* [Materials provided]
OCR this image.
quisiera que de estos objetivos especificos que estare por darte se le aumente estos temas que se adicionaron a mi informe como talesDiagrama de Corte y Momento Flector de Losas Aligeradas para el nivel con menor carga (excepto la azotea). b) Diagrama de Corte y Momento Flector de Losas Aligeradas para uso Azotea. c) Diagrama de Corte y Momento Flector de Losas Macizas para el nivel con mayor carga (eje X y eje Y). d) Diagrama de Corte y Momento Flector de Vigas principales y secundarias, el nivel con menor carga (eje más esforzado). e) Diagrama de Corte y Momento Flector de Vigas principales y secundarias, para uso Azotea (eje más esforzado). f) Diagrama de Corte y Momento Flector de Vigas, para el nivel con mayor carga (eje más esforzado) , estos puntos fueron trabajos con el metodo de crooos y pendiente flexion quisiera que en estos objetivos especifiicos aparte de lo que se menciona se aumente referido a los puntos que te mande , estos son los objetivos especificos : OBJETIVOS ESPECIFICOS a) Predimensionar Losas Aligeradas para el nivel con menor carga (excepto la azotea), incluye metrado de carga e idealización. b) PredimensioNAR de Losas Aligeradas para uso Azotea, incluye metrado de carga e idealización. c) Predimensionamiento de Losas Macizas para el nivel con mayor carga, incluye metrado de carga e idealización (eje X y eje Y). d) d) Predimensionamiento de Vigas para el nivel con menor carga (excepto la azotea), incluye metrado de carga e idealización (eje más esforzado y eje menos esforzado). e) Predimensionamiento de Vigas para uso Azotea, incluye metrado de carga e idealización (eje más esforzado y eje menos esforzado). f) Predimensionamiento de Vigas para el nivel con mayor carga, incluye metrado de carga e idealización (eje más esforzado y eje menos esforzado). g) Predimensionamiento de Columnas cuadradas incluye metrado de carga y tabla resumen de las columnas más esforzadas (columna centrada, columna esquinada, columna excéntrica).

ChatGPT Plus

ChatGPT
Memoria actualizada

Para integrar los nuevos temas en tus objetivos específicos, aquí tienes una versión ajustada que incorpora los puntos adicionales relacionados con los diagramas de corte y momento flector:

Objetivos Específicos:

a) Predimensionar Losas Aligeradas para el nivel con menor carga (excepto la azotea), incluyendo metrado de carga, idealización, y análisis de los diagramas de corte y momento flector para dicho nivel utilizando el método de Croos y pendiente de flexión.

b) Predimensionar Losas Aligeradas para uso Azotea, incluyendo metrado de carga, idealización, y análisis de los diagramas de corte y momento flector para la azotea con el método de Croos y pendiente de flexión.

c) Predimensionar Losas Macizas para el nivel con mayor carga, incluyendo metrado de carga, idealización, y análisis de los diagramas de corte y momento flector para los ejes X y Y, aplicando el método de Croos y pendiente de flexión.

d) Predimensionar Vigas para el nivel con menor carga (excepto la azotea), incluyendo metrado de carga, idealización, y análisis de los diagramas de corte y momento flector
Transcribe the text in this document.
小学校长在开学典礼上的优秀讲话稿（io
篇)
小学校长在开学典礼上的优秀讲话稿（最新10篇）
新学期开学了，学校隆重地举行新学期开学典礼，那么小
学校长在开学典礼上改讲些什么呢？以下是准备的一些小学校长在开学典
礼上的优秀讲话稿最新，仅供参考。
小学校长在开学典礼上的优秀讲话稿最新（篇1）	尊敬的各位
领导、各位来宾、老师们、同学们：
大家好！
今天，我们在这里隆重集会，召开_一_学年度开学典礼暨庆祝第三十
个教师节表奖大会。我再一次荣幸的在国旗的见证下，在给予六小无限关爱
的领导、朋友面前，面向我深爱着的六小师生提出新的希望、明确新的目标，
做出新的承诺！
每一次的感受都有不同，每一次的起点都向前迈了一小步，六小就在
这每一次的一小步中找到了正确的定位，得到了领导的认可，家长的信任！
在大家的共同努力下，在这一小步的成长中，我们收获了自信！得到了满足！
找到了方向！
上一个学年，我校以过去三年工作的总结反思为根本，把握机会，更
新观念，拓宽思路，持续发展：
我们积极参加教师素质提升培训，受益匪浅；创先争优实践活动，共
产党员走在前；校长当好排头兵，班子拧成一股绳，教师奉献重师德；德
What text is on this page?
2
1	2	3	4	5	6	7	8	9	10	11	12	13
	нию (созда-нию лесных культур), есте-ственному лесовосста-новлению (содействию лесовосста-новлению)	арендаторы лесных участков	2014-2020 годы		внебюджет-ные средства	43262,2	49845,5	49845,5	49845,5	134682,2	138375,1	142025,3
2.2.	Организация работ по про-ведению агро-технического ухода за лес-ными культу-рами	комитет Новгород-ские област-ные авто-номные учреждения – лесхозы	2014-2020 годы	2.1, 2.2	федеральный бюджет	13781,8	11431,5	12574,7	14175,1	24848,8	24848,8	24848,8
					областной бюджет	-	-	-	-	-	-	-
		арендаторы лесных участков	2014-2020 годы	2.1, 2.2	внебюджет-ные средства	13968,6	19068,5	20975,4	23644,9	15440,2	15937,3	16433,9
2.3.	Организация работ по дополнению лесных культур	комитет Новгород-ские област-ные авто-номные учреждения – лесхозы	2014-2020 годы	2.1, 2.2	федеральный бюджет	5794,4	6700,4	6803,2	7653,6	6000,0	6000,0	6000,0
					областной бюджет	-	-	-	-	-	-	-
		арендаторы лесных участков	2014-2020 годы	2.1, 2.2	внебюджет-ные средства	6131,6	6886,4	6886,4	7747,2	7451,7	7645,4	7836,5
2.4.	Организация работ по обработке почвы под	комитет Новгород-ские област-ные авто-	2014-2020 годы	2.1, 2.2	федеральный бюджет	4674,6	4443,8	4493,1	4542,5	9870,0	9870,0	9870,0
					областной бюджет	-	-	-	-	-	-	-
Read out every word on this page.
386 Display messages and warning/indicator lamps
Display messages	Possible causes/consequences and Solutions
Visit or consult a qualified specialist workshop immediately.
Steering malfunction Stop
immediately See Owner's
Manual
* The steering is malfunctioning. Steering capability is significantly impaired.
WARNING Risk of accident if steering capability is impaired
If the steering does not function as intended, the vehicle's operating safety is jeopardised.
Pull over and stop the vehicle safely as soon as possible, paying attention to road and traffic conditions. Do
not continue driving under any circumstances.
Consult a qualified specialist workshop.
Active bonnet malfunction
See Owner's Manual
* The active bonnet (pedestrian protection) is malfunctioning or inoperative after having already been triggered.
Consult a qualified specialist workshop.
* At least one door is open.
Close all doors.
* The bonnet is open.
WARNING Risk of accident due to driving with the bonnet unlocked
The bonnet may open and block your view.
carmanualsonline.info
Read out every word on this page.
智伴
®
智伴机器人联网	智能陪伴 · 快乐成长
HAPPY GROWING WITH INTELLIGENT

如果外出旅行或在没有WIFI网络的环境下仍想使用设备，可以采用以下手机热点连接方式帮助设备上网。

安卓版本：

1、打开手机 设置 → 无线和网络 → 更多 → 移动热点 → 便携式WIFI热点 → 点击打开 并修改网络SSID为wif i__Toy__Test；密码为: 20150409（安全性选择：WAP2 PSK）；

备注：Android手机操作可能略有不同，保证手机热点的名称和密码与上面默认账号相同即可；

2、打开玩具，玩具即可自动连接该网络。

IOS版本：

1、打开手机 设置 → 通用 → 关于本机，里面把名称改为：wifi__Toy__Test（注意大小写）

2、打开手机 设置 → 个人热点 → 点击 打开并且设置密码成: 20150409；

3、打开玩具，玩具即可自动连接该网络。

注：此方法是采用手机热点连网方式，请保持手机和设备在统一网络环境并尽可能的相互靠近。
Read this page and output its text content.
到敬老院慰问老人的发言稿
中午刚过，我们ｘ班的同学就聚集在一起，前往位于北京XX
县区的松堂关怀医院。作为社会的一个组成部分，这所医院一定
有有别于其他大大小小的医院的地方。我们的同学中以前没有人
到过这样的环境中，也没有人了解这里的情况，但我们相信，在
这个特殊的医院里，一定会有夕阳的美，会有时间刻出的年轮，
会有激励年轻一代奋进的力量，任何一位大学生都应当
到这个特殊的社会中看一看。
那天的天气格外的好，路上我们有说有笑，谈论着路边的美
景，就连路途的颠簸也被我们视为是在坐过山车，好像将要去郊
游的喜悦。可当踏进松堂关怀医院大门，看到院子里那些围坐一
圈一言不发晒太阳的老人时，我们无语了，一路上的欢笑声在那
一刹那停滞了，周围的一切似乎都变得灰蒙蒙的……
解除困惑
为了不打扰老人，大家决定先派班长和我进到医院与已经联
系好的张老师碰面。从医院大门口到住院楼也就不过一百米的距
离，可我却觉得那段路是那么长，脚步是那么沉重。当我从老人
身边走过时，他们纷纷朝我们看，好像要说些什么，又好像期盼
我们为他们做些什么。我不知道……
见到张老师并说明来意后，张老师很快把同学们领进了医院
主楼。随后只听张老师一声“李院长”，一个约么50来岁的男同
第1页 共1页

* [What to produce] Repeat only the stretch of lines starting at the one containing "Read this page and output its text content." and running to the final line of the entries above.

* [The solution]
Read this page and output its text content.
到敬老院慰问老人的发言稿
中午刚过，我们ｘ班的同学就聚集在一起，前往位于北京XX
县区的松堂关怀医院。作为社会的一个组成部分，这所医院一定
有有别于其他大大小小的医院的地方。我们的同学中以前没有人
到过这样的环境中，也没有人了解这里的情况，但我们相信，在
这个特殊的医院里，一定会有夕阳的美，会有时间刻出的年轮，
会有激励年轻一代奋进的力量，任何一位大学生都应当
到这个特殊的社会中看一看。
那天的天气格外的好，路上我们有说有笑，谈论着路边的美
景，就连路途的颠簸也被我们视为是在坐过山车，好像将要去郊
游的喜悦。可当踏进松堂关怀医院大门，看到院子里那些围坐一
圈一言不发晒太阳的老人时，我们无语了，一路上的欢笑声在那
一刹那停滞了，周围的一切似乎都变得灰蒙蒙的……
解除困惑
为了不打扰老人，大家决定先派班长和我进到医院与已经联
系好的张老师碰面。从医院大门口到住院楼也就不过一百米的距
离，可我却觉得那段路是那么长，脚步是那么沉重。当我从老人
身边走过时，他们纷纷朝我们看，好像要说些什么，又好像期盼
我们为他们做些什么。我不知道……
见到张老师并说明来意后，张老师很快把同学们领进了医院
主楼。随后只听张老师一声“李院长”，一个约么50来岁的男同
第1页 共1页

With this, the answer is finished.